--- Start Listed records ---

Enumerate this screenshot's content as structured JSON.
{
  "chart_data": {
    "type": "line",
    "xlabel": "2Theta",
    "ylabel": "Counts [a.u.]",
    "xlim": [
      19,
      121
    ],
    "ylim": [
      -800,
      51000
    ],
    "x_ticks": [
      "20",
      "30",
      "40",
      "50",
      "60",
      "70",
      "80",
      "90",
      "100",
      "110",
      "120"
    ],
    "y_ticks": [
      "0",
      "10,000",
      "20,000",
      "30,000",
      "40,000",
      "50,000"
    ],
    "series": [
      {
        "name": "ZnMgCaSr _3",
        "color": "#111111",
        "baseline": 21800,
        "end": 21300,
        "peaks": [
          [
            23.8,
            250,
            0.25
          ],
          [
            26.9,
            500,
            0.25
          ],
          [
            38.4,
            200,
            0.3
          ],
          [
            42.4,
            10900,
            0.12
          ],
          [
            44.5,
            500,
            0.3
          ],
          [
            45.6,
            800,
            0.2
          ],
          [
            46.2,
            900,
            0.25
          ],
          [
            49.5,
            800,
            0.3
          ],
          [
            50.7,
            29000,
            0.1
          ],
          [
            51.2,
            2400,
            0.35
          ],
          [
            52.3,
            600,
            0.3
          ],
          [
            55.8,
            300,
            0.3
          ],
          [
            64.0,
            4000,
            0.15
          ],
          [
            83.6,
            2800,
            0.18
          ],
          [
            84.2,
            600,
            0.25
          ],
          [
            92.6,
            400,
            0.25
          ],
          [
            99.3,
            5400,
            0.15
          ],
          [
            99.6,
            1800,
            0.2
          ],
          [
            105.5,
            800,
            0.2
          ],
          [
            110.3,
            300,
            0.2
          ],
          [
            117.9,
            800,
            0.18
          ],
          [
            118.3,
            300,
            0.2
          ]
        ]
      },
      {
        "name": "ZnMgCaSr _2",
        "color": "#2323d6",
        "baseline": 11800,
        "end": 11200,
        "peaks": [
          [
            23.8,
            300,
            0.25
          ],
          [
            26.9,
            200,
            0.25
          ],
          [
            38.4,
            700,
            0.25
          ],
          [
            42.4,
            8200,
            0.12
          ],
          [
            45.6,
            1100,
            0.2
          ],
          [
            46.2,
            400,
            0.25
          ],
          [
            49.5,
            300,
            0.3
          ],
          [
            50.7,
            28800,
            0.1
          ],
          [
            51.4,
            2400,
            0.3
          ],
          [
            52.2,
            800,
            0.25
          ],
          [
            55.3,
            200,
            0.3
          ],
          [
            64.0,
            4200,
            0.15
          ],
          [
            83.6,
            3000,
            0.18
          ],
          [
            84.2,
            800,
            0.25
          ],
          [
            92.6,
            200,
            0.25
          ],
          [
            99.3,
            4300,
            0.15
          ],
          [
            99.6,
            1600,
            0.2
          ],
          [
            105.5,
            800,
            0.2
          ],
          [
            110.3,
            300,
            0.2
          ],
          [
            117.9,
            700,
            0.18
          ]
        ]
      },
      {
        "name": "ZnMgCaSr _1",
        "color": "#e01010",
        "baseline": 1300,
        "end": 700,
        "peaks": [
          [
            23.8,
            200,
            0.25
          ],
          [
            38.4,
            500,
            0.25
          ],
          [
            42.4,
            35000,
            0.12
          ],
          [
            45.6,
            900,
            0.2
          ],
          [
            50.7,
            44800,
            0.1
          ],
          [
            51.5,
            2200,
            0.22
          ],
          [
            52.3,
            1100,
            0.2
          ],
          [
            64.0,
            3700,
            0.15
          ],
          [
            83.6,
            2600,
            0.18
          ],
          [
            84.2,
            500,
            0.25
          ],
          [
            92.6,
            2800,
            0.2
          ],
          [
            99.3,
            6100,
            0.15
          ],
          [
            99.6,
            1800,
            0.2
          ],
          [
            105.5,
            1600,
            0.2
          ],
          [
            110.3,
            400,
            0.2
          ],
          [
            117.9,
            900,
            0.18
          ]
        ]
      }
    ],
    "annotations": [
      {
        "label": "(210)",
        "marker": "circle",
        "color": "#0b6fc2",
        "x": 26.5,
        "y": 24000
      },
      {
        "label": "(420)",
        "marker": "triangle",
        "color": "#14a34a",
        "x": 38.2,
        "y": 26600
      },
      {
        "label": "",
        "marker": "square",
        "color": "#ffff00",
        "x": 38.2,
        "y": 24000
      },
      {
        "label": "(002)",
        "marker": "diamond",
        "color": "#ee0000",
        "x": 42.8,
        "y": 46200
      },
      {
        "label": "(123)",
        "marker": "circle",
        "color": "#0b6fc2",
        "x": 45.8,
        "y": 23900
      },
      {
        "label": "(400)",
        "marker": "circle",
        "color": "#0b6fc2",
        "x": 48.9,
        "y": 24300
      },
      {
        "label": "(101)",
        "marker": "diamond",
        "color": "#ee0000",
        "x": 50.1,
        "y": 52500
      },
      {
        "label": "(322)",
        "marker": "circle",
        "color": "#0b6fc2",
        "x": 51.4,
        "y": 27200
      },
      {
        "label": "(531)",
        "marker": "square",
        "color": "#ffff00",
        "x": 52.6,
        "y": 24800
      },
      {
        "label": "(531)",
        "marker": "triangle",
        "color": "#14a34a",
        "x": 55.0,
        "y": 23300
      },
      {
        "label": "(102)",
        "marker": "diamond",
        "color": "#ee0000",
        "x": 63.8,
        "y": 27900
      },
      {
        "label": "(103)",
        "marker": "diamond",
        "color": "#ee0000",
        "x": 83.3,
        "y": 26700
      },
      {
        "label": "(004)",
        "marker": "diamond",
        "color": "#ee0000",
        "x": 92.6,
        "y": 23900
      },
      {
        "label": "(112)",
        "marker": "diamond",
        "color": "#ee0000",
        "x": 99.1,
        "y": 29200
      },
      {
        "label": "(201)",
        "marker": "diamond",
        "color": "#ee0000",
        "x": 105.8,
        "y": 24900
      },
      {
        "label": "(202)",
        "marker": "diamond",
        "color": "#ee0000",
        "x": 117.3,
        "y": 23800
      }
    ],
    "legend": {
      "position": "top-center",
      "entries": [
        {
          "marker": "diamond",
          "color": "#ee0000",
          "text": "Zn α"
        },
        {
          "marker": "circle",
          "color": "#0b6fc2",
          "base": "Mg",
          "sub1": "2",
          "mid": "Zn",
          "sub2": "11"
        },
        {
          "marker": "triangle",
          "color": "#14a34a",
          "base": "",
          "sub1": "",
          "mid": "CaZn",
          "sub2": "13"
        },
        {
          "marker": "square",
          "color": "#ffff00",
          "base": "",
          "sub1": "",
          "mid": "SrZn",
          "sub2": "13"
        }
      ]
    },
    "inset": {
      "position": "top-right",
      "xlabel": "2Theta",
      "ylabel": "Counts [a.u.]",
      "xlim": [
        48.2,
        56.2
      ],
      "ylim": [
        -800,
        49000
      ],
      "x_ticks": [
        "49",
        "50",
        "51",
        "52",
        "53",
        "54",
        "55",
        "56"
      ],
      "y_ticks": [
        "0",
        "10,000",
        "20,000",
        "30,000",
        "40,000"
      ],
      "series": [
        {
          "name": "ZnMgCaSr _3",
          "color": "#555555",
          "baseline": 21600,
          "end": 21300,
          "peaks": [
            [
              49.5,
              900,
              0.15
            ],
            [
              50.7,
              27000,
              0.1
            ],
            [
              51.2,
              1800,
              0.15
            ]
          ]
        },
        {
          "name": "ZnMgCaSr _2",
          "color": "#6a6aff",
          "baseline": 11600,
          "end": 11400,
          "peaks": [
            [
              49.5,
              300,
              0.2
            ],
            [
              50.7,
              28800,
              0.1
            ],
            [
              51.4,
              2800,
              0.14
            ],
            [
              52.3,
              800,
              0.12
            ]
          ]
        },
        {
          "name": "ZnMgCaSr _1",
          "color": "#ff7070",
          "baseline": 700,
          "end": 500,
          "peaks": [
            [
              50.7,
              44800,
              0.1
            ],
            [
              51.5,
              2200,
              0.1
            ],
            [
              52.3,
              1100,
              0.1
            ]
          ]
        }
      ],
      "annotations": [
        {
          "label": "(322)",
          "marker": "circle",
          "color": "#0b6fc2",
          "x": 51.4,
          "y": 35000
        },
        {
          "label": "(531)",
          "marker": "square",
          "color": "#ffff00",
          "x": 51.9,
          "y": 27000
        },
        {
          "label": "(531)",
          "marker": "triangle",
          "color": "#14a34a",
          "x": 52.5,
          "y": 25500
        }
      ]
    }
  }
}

--- End Listed records ---

#### [Requirement]
Keep only the lines that hold the string "ZnMgCaSr", and copy them out.

#### [Output of the task]
        "name": "ZnMgCaSr _3",
        "name": "ZnMgCaSr _2",
        "name": "ZnMgCaSr _1",
          "name": "ZnMgCaSr _3",
          "name": "ZnMgCaSr _2",
          "name": "ZnMgCaSr _1",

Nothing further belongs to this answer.